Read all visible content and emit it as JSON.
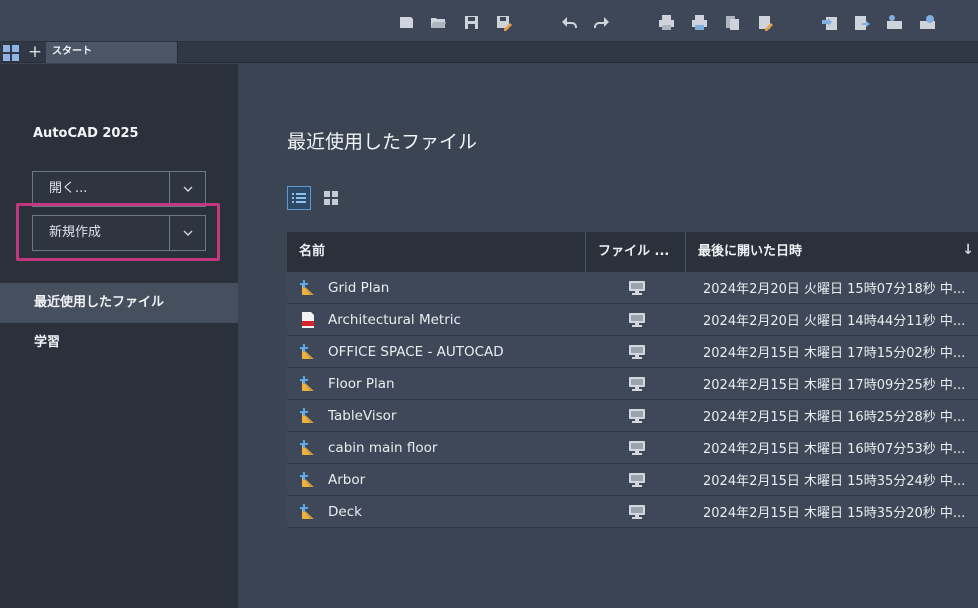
{
  "tabs": {
    "start": "スタート"
  },
  "sidebar": {
    "app_title": "AutoCAD 2025",
    "open_label": "開く...",
    "new_label": "新規作成",
    "nav": [
      {
        "label": "最近使用したファイル"
      },
      {
        "label": "学習"
      }
    ]
  },
  "main": {
    "title": "最近使用したファイル",
    "columns": {
      "name": "名前",
      "location": "ファイル ...",
      "last_opened": "最後に開いた日時"
    },
    "files": [
      {
        "name": "Grid Plan",
        "type": "dwg",
        "date": "2024年2月20日 火曜日 15時07分18秒 中..."
      },
      {
        "name": "Architectural Metric",
        "type": "dwt",
        "date": "2024年2月20日 火曜日 14時44分11秒 中..."
      },
      {
        "name": "OFFICE SPACE - AUTOCAD",
        "type": "dwg",
        "date": "2024年2月15日 木曜日 17時15分02秒 中..."
      },
      {
        "name": "Floor Plan",
        "type": "dwg",
        "date": "2024年2月15日 木曜日 17時09分25秒 中..."
      },
      {
        "name": "TableVisor",
        "type": "dwg",
        "date": "2024年2月15日 木曜日 16時25分28秒 中..."
      },
      {
        "name": "cabin main floor",
        "type": "dwg",
        "date": "2024年2月15日 木曜日 16時07分53秒 中..."
      },
      {
        "name": "Arbor",
        "type": "dwg",
        "date": "2024年2月15日 木曜日 15時35分24秒 中..."
      },
      {
        "name": "Deck",
        "type": "dwg",
        "date": "2024年2月15日 木曜日 15時35分20秒 中..."
      }
    ]
  },
  "colors": {
    "highlight": "#c2377e",
    "accent": "#5a9ad6"
  }
}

▶ [PROMPT] List all lines where "date" occurs.

▶ [ANSWER TO THIS TASK]
        "date": "2024年2月20日 火曜日 15時07分18秒 中..."
        "date": "2024年2月20日 火曜日 14時44分11秒 中..."
        "date": "2024年2月15日 木曜日 17時15分02秒 中..."
        "date": "2024年2月15日 木曜日 17時09分25秒 中..."
        "date": "2024年2月15日 木曜日 16時25分28秒 中..."
        "date": "2024年2月15日 木曜日 16時07分53秒 中..."
        "date": "2024年2月15日 木曜日 15時35分24秒 中..."
        "date": "2024年2月15日 木曜日 15時35分20秒 中..."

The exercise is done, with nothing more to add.